* Goal of the exercise: Count the lines in the records below that contain the string "bubble". Reply with the number only.

----

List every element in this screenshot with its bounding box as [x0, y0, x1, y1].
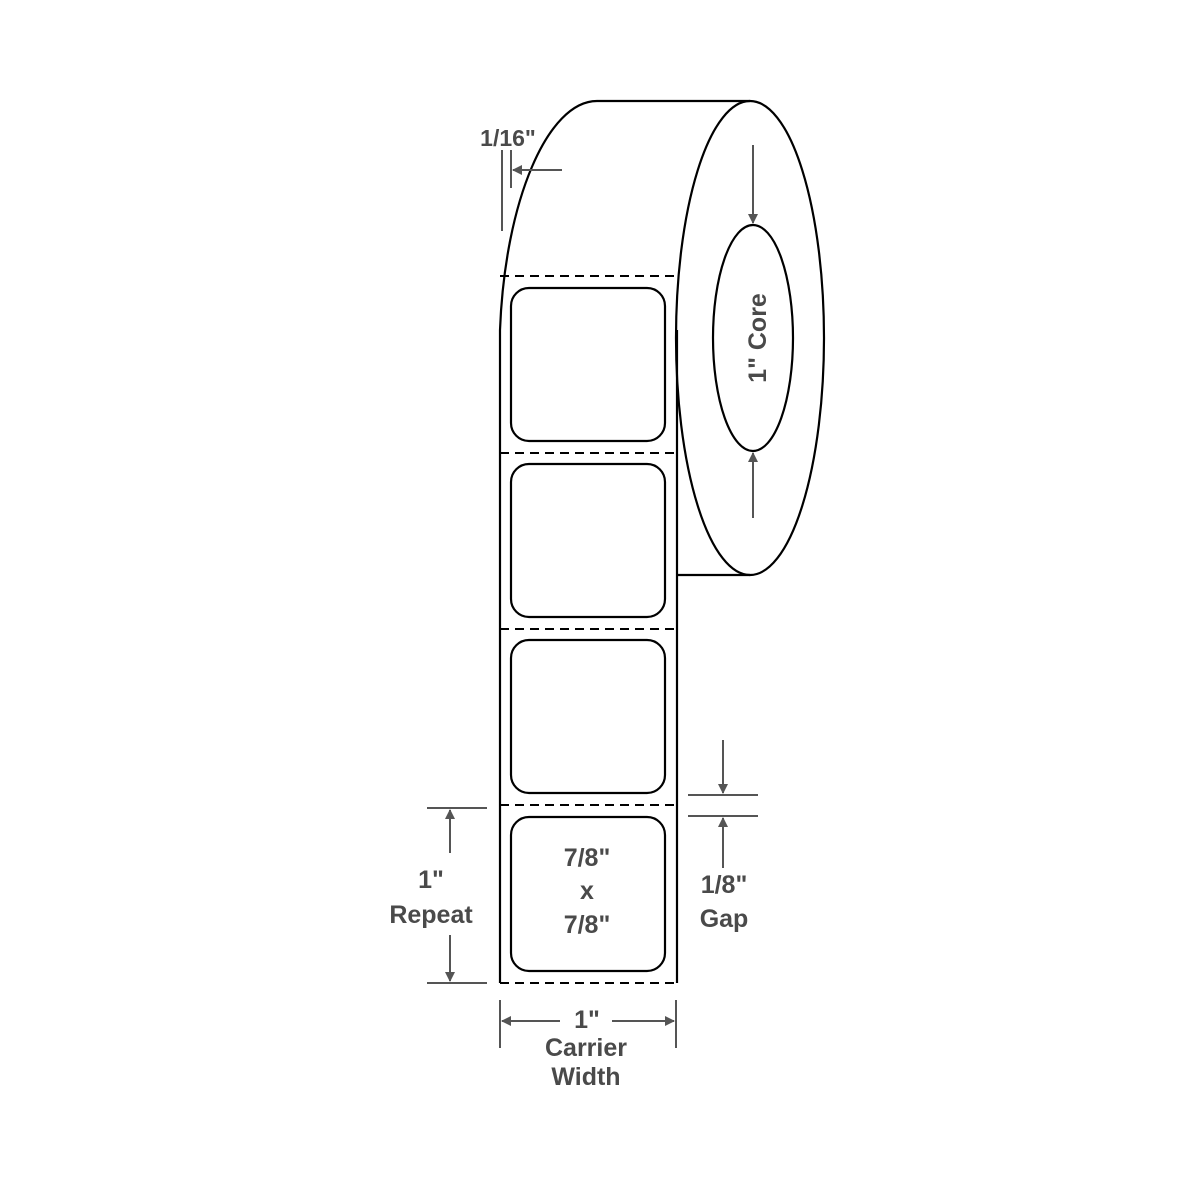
roll-outline [498, 99, 750, 983]
edge-margin-text: 1/16" [480, 125, 536, 151]
repeat-dimension: 1" Repeat [389, 807, 487, 984]
label-4 [509, 815, 667, 973]
label-2 [509, 462, 667, 619]
gap-value-text: 1/8" [701, 871, 748, 899]
core-dimension: 1" Core [744, 145, 772, 518]
gap-label-text: Gap [700, 905, 749, 933]
label-3 [509, 638, 667, 795]
core-text: 1" Core [744, 293, 772, 383]
label-width-text: 7/8" [564, 844, 611, 872]
edge-margin-dimension: 1/16" [480, 125, 562, 231]
repeat-value-text: 1" [418, 866, 444, 894]
carrier-width-label-text: Width [551, 1063, 620, 1091]
carrier-label-text: Carrier [545, 1034, 627, 1062]
repeat-label-text: Repeat [389, 901, 473, 929]
labels [509, 286, 667, 973]
gap-dimension: 1/8" Gap [688, 740, 758, 933]
label-height-text: 7/8" [564, 911, 611, 939]
carrier-width-dimension: 1" Carrier Width [499, 1000, 677, 1091]
roll [498, 99, 826, 983]
core-circle [711, 223, 795, 453]
label-x-text: x [580, 877, 594, 905]
carrier-value-text: 1" [574, 1006, 600, 1034]
label-1 [509, 286, 667, 443]
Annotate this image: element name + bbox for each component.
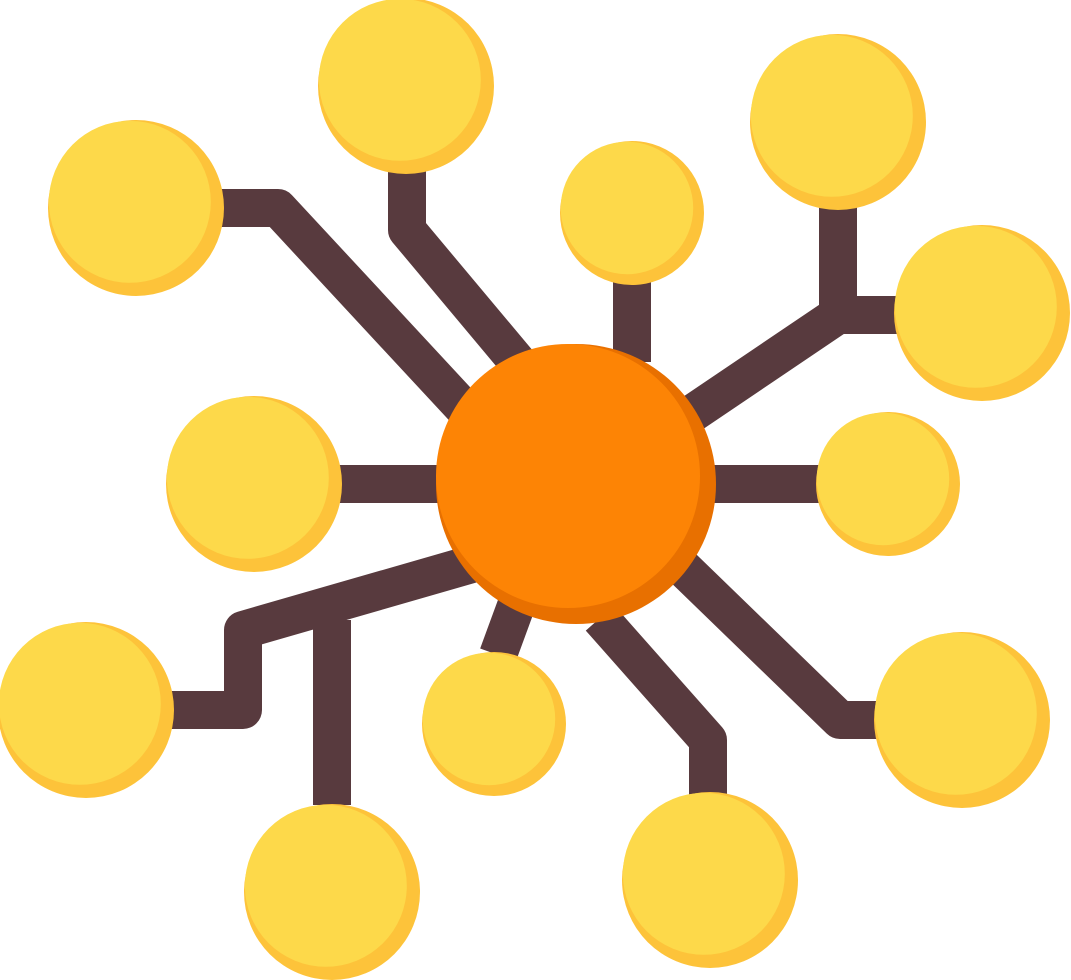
- node-bottom-right-fill: [622, 792, 785, 955]
- node-right: [816, 412, 960, 556]
- connector-lower-left: [170, 545, 478, 729]
- node-lower-right: [874, 632, 1050, 808]
- node-lower-left: [0, 622, 174, 798]
- node-bottom-left: [244, 804, 420, 980]
- node-top-left-fill: [48, 120, 211, 283]
- node-bottom-center-fill: [422, 652, 556, 786]
- node-left-fill: [166, 396, 329, 559]
- connector-top-left: [215, 189, 484, 428]
- connector-top-right: [679, 200, 857, 431]
- node-lower-right-fill: [874, 632, 1037, 795]
- node-top-fill: [318, 0, 481, 161]
- node-bottom-center: [422, 652, 566, 796]
- connector-lines: [170, 165, 900, 805]
- node-top-center-fill: [560, 141, 694, 275]
- node-bottom-left-fill: [244, 804, 407, 967]
- node-top-left: [48, 120, 224, 296]
- connector-bottom-right: [585, 605, 727, 805]
- central-hub: [436, 344, 716, 624]
- connector-top: [388, 165, 535, 378]
- node-bottom-right: [622, 792, 798, 968]
- connector-lower-right: [666, 551, 878, 739]
- node-right-upper-fill: [894, 225, 1057, 388]
- node-right-upper: [894, 225, 1070, 401]
- node-lower-left-fill: [0, 622, 161, 785]
- node-top-right-fill: [750, 34, 913, 197]
- node-left: [166, 396, 342, 572]
- node-top: [318, 0, 494, 174]
- node-top-center: [560, 141, 704, 285]
- node-top-right: [750, 34, 926, 210]
- central-hub-fill: [436, 344, 700, 608]
- node-right-fill: [816, 412, 950, 546]
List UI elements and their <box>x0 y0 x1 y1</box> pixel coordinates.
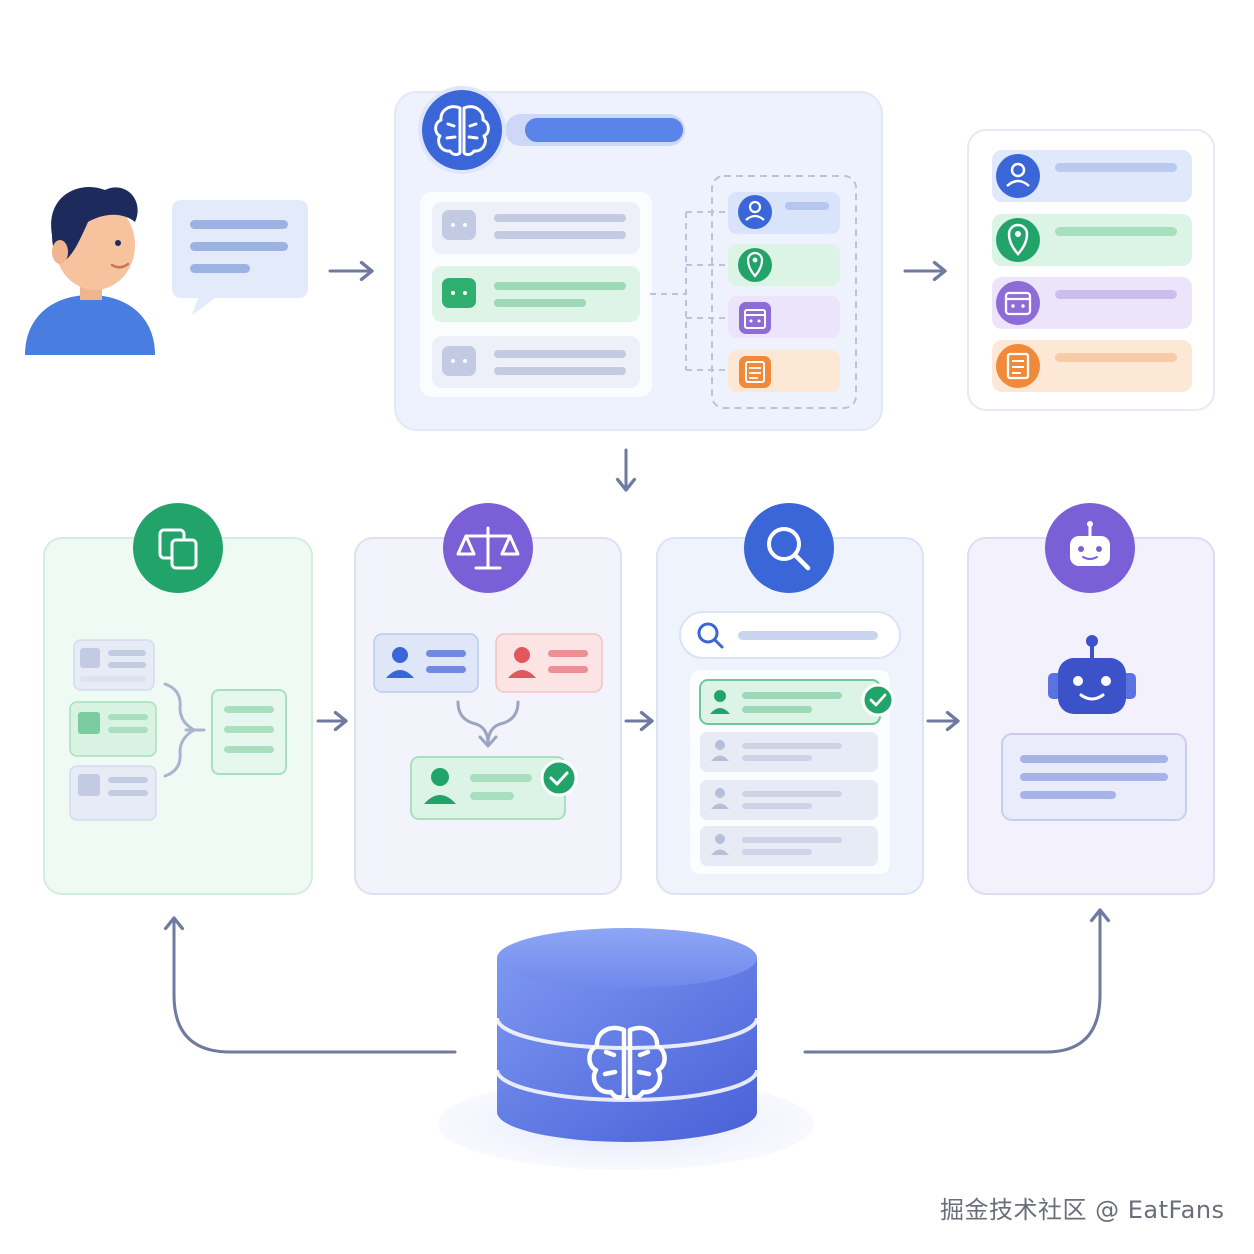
candidate-memory-a <box>373 633 479 693</box>
search-result[interactable] <box>700 732 878 772</box>
document-icon <box>739 356 771 388</box>
user-icon <box>715 740 725 750</box>
brain-icon <box>587 1025 667 1100</box>
search-result-top[interactable] <box>699 679 881 725</box>
stage-search-panel <box>656 503 924 895</box>
extracted-facts-group <box>711 175 857 409</box>
chat-bubble-icon <box>442 278 476 308</box>
user-avatar <box>25 187 155 355</box>
memory-database <box>438 928 814 1170</box>
brain-icon <box>434 105 490 156</box>
facts-panel <box>967 129 1215 411</box>
user-icon <box>392 647 408 663</box>
stage-response-panel <box>967 503 1215 895</box>
message-item <box>432 266 640 322</box>
extraction-connector <box>650 211 728 371</box>
judge-merge-arrows <box>456 700 520 746</box>
brain-icon-circle <box>422 90 502 170</box>
location-pin-icon <box>738 248 772 282</box>
user-icon <box>715 834 725 844</box>
location-pin-icon <box>996 218 1040 262</box>
user-icon <box>514 647 530 663</box>
calendar-icon <box>996 281 1040 325</box>
search-icon <box>697 622 719 644</box>
search-result[interactable] <box>700 780 878 820</box>
arrow-database-to-merge <box>163 916 457 1054</box>
check-icon <box>861 683 895 717</box>
check-icon <box>540 759 578 797</box>
chat-bubble-icon <box>442 346 476 376</box>
stage-judge-panel <box>354 503 622 895</box>
chat-bubble-icon <box>442 210 476 240</box>
calendar-icon <box>739 302 771 334</box>
user-speech-bubble <box>172 200 308 315</box>
resolved-memory <box>410 756 566 820</box>
search-icon <box>744 503 834 593</box>
extraction-panel <box>394 86 883 431</box>
arrow-database-to-response <box>803 908 1111 1054</box>
user-icon <box>714 690 726 702</box>
robot-avatar <box>1048 635 1136 714</box>
search-result[interactable] <box>700 826 878 866</box>
user-icon <box>715 788 725 798</box>
stage-merge-panel <box>43 503 313 895</box>
candidate-memory-b <box>495 633 603 693</box>
watermark-text: 掘金技术社区 @ EatFans <box>940 1196 1225 1224</box>
user-icon <box>431 768 449 786</box>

----

* Exercise answer: 4